═════ The input
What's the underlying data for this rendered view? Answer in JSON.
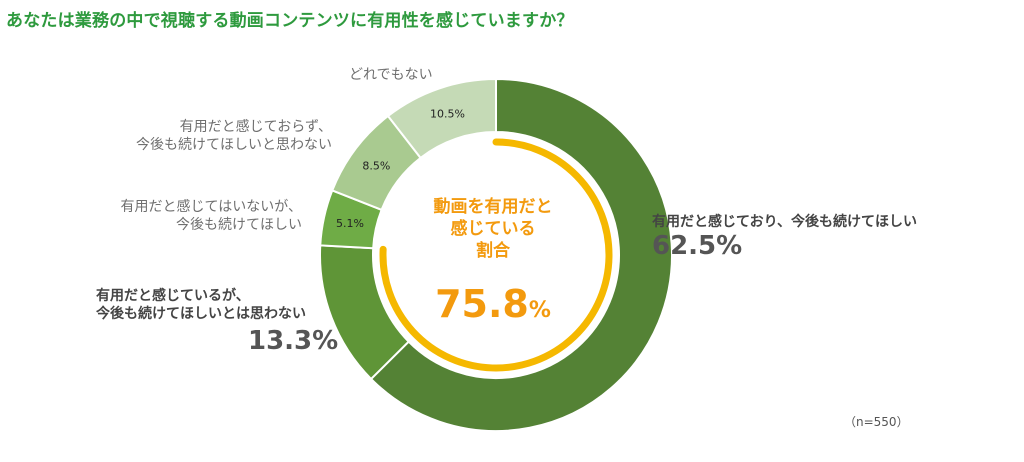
{
  "title": "あなたは業務の中で視聴する動画コンテンツに有用性を感じていますか？",
  "chart_data": {
    "type": "donut",
    "title": "あなたは業務の中で視聴する動画コンテンツに有用性を感じていますか？",
    "series": [
      {
        "name": "有用だと感じており、今後も続けてほしい",
        "value": 62.5,
        "label": "62.5%",
        "color": "#548235"
      },
      {
        "name": "有用だと感じているが、今後も続けてほしいとは思わない",
        "value": 13.3,
        "label": "13.3%",
        "color": "#5f9537"
      },
      {
        "name": "有用だと感じてはいないが、今後も続けてほしい",
        "value": 5.1,
        "label": "5.1%",
        "color": "#6fac46"
      },
      {
        "name": "有用だと感じておらず、今後も続けてほしいと思わない",
        "value": 8.5,
        "label": "8.5%",
        "color": "#a9ca90"
      },
      {
        "name": "どれでもない",
        "value": 10.5,
        "label": "10.5%",
        "color": "#c5dab6"
      }
    ],
    "highlight": {
      "text_line1": "動画を有用だと",
      "text_line2": "感じている",
      "text_line3": "割合",
      "value": 75.8,
      "value_text": "75.8",
      "unit": "%",
      "color": "#f5b800"
    },
    "note": "（n=550）"
  },
  "labels": {
    "s0_line1": "有用だと感じており、今後も続けてほしい",
    "s0_big": "62.5%",
    "s1_line1": "有用だと感じているが、",
    "s1_line2": "今後も続けてほしいとは思わない",
    "s1_big": "13.3%",
    "s2_line1": "有用だと感じてはいないが、",
    "s2_line2": "今後も続けてほしい",
    "s3_line1": "有用だと感じておらず、",
    "s3_line2": "今後も続けてほしいと思わない",
    "s4_line1": "どれでもない"
  }
}
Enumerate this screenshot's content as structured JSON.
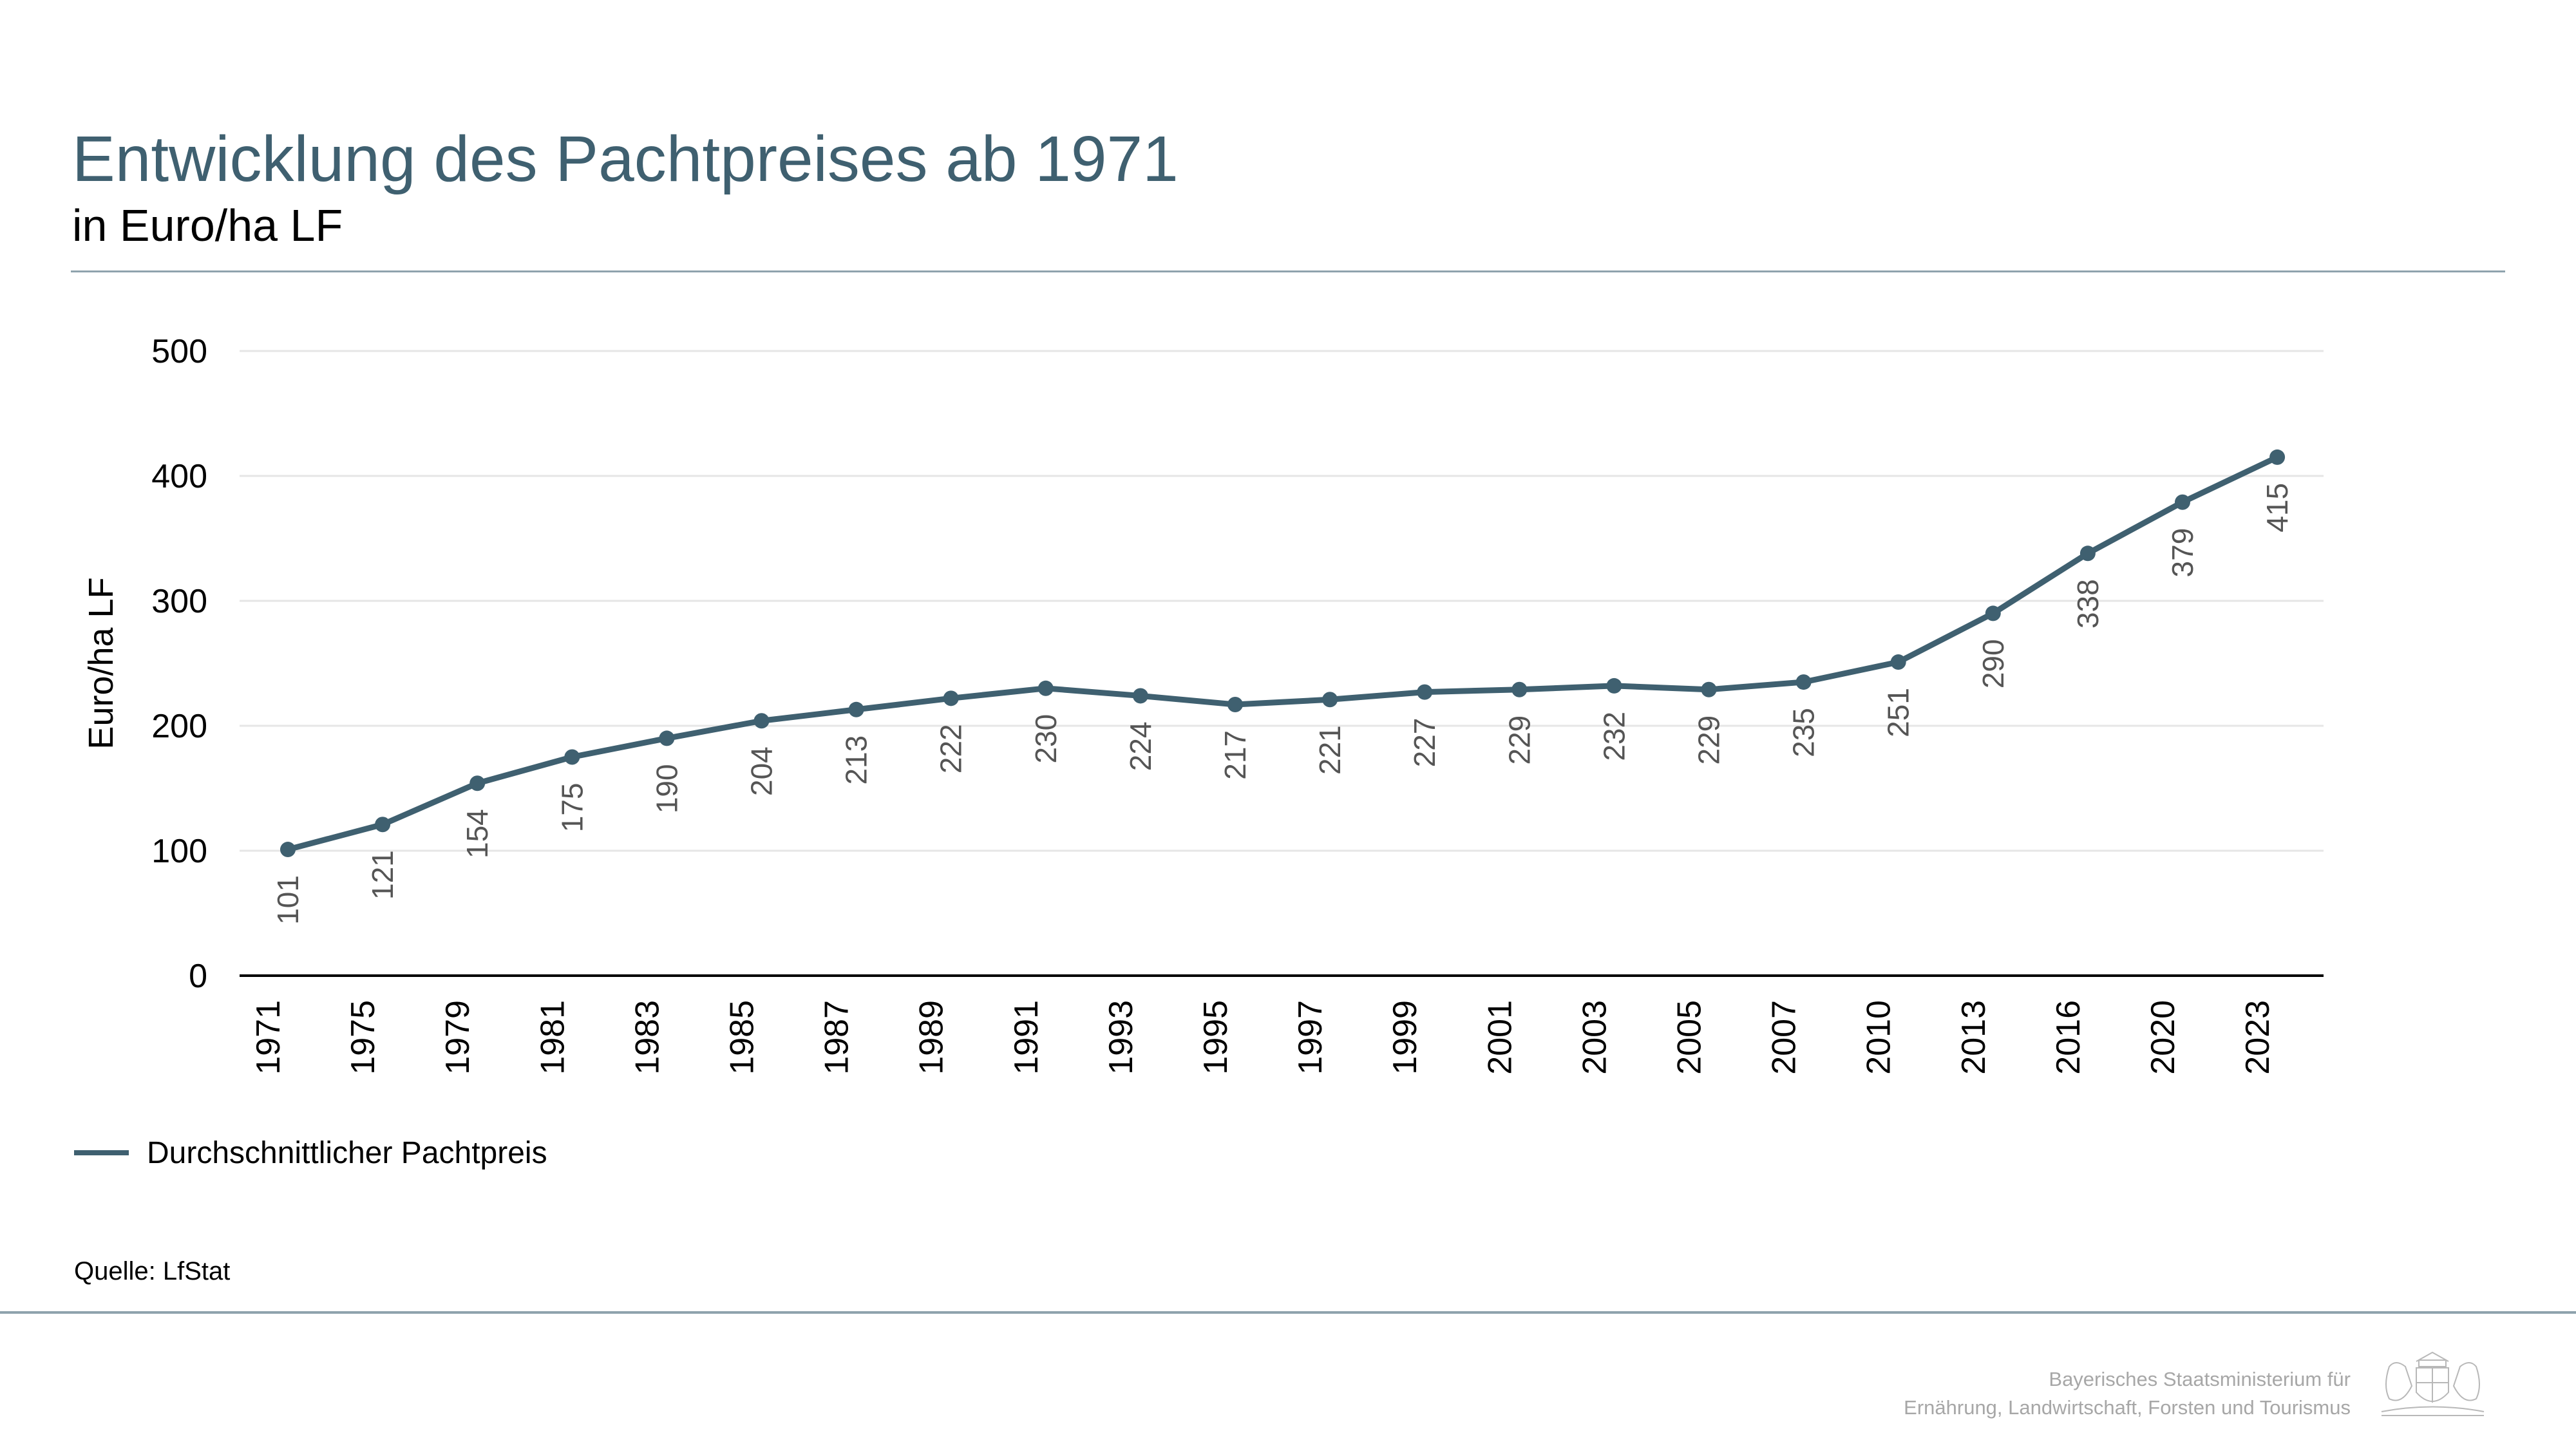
══════════
◆ **What to produce**
Restate each entry word for word, please, but drop any images it holds.

◆ **Solution to this task**
What's the underlying data for this rendered view? Answer in JSON.
{
  "title": "あなたは業務の中で視聴する動画コンテンツに有用性を感じていますか？",
  "chart_data": {
    "type": "donut",
    "title": "あなたは業務の中で視聴する動画コンテンツに有用性を感じていますか？",
    "series": [
      {
        "name": "有用だと感じており、今後も続けてほしい",
        "value": 62.5,
        "label": "62.5%",
        "color": "#548235"
      },
      {
        "name": "有用だと感じているが、今後も続けてほしいとは思わない",
        "value": 13.3,
        "label": "13.3%",
        "color": "#5f9537"
      },
      {
        "name": "有用だと感じてはいないが、今後も続けてほしい",
        "value": 5.1,
        "label": "5.1%",
        "color": "#6fac46"
      },
      {
        "name": "有用だと感じておらず、今後も続けてほしいと思わない",
        "value": 8.5,
        "label": "8.5%",
        "color": "#a9ca90"
      },
      {
        "name": "どれでもない",
        "value": 10.5,
        "label": "10.5%",
        "color": "#c5dab6"
      }
    ],
    "highlight": {
      "text_line1": "動画を有用だと",
      "text_line2": "感じている",
      "text_line3": "割合",
      "value": 75.8,
      "value_text": "75.8",
      "unit": "%",
      "color": "#f5b800"
    },
    "note": "（n=550）"
  },
  "labels": {
    "s0_line1": "有用だと感じており、今後も続けてほしい",
    "s0_big": "62.5%",
    "s1_line1": "有用だと感じているが、",
    "s1_line2": "今後も続けてほしいとは思わない",
    "s1_big": "13.3%",
    "s2_line1": "有用だと感じてはいないが、",
    "s2_line2": "今後も続けてほしい",
    "s3_line1": "有用だと感じておらず、",
    "s3_line2": "今後も続けてほしいと思わない",
    "s4_line1": "どれでもない"
  }
}
Enumerate this screenshot's content as structured JSON.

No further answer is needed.